Stored entries

####

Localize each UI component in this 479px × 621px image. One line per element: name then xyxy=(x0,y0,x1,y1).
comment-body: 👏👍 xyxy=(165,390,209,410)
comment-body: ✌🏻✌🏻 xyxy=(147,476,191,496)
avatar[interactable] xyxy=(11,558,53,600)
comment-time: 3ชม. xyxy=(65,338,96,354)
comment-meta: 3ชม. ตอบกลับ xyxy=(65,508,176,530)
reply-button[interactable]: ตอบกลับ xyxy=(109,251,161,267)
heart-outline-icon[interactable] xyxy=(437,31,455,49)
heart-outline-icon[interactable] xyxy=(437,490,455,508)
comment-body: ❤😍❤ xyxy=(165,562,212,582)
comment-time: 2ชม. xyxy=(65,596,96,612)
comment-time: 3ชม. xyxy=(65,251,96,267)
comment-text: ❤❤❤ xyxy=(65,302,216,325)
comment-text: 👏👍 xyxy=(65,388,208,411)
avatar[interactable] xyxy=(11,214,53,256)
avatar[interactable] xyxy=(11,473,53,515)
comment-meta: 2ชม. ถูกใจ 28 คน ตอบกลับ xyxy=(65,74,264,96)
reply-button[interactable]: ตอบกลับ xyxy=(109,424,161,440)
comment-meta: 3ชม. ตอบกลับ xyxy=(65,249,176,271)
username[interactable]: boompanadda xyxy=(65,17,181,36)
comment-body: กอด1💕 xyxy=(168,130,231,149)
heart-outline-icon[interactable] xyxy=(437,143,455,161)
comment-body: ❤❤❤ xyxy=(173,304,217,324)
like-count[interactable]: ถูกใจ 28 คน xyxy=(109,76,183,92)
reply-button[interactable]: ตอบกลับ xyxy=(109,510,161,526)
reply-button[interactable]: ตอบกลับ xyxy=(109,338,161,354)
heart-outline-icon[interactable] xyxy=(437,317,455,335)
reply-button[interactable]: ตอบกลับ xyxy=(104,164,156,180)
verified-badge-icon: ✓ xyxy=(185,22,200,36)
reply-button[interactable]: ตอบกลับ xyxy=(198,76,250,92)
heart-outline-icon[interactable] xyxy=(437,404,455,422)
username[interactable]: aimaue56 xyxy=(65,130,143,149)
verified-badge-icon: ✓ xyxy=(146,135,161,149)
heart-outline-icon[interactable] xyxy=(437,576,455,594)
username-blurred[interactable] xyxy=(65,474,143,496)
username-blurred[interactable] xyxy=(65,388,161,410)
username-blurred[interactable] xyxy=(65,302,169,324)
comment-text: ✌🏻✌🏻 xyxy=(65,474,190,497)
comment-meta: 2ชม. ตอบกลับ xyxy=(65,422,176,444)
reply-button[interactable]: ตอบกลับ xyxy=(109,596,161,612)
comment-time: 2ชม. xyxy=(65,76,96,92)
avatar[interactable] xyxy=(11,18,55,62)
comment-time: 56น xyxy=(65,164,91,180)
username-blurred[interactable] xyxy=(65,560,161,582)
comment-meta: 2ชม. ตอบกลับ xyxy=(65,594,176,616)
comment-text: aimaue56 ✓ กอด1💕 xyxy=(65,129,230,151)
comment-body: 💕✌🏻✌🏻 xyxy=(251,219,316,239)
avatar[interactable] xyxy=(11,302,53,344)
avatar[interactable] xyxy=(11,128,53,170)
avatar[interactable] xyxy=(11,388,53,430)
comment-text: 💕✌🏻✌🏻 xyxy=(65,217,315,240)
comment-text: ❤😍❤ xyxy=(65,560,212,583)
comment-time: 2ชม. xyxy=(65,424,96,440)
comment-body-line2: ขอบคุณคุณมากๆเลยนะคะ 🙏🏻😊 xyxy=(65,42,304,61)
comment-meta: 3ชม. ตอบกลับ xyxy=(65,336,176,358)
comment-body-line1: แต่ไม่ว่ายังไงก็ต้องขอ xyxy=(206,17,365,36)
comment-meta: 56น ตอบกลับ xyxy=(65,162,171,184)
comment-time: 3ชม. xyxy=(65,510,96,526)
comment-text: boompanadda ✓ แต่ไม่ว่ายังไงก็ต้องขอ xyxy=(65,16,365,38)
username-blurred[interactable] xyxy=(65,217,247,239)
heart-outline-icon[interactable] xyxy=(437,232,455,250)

####

:: Exercise requirements ::
Can you update the lines above so that every "heart-outline-icon" becomes "heart-icon" and nothing else changes?

:: Solved exercise ::
Localize each UI component in this 479px × 621px image. One line per element: name then xyxy=(x0,y0,x1,y1).
comment-body: 👏👍 xyxy=(165,390,209,410)
comment-body: ✌🏻✌🏻 xyxy=(147,476,191,496)
avatar[interactable] xyxy=(11,558,53,600)
comment-time: 3ชม. xyxy=(65,338,96,354)
comment-meta: 3ชม. ตอบกลับ xyxy=(65,508,176,530)
reply-button[interactable]: ตอบกลับ xyxy=(109,251,161,267)
heart-icon[interactable] xyxy=(437,31,455,49)
heart-icon[interactable] xyxy=(437,490,455,508)
comment-body: ❤😍❤ xyxy=(165,562,212,582)
comment-time: 2ชม. xyxy=(65,596,96,612)
comment-time: 3ชม. xyxy=(65,251,96,267)
comment-text: ❤❤❤ xyxy=(65,302,216,325)
comment-text: 👏👍 xyxy=(65,388,208,411)
avatar[interactable] xyxy=(11,214,53,256)
avatar[interactable] xyxy=(11,473,53,515)
comment-meta: 2ชม. ถูกใจ 28 คน ตอบกลับ xyxy=(65,74,264,96)
reply-button[interactable]: ตอบกลับ xyxy=(109,424,161,440)
comment-meta: 3ชม. ตอบกลับ xyxy=(65,249,176,271)
username[interactable]: boompanadda xyxy=(65,17,181,36)
comment-body: กอด1💕 xyxy=(168,130,231,149)
heart-icon[interactable] xyxy=(437,143,455,161)
comment-body: ❤❤❤ xyxy=(173,304,217,324)
like-count[interactable]: ถูกใจ 28 คน xyxy=(109,76,183,92)
reply-button[interactable]: ตอบกลับ xyxy=(109,510,161,526)
reply-button[interactable]: ตอบกลับ xyxy=(109,338,161,354)
heart-icon[interactable] xyxy=(437,317,455,335)
reply-button[interactable]: ตอบกลับ xyxy=(104,164,156,180)
verified-badge-icon: ✓ xyxy=(185,22,200,36)
reply-button[interactable]: ตอบกลับ xyxy=(198,76,250,92)
heart-icon[interactable] xyxy=(437,404,455,422)
username[interactable]: aimaue56 xyxy=(65,130,143,149)
verified-badge-icon: ✓ xyxy=(146,135,161,149)
heart-icon[interactable] xyxy=(437,576,455,594)
username-blurred[interactable] xyxy=(65,474,143,496)
username-blurred[interactable] xyxy=(65,388,161,410)
username-blurred[interactable] xyxy=(65,302,169,324)
comment-text: ✌🏻✌🏻 xyxy=(65,474,190,497)
comment-meta: 2ชม. ตอบกลับ xyxy=(65,422,176,444)
reply-button[interactable]: ตอบกลับ xyxy=(109,596,161,612)
comment-time: 2ชม. xyxy=(65,76,96,92)
avatar[interactable] xyxy=(11,18,55,62)
comment-time: 56น xyxy=(65,164,91,180)
username-blurred[interactable] xyxy=(65,560,161,582)
comment-meta: 2ชม. ตอบกลับ xyxy=(65,594,176,616)
comment-text: aimaue56 ✓ กอด1💕 xyxy=(65,129,230,151)
comment-body: 💕✌🏻✌🏻 xyxy=(251,219,316,239)
avatar[interactable] xyxy=(11,302,53,344)
avatar[interactable] xyxy=(11,128,53,170)
avatar[interactable] xyxy=(11,388,53,430)
comment-text: 💕✌🏻✌🏻 xyxy=(65,217,315,240)
comment-text: ❤😍❤ xyxy=(65,560,212,583)
comment-time: 2ชม. xyxy=(65,424,96,440)
comment-body-line2: ขอบคุณคุณมากๆเลยนะคะ 🙏🏻😊 xyxy=(65,42,304,61)
comment-meta: 3ชม. ตอบกลับ xyxy=(65,336,176,358)
comment-body-line1: แต่ไม่ว่ายังไงก็ต้องขอ xyxy=(206,17,365,36)
comment-meta: 56น ตอบกลับ xyxy=(65,162,171,184)
comment-time: 3ชม. xyxy=(65,510,96,526)
comment-text: boompanadda ✓ แต่ไม่ว่ายังไงก็ต้องขอ xyxy=(65,16,365,38)
username-blurred[interactable] xyxy=(65,217,247,239)
heart-icon[interactable] xyxy=(437,232,455,250)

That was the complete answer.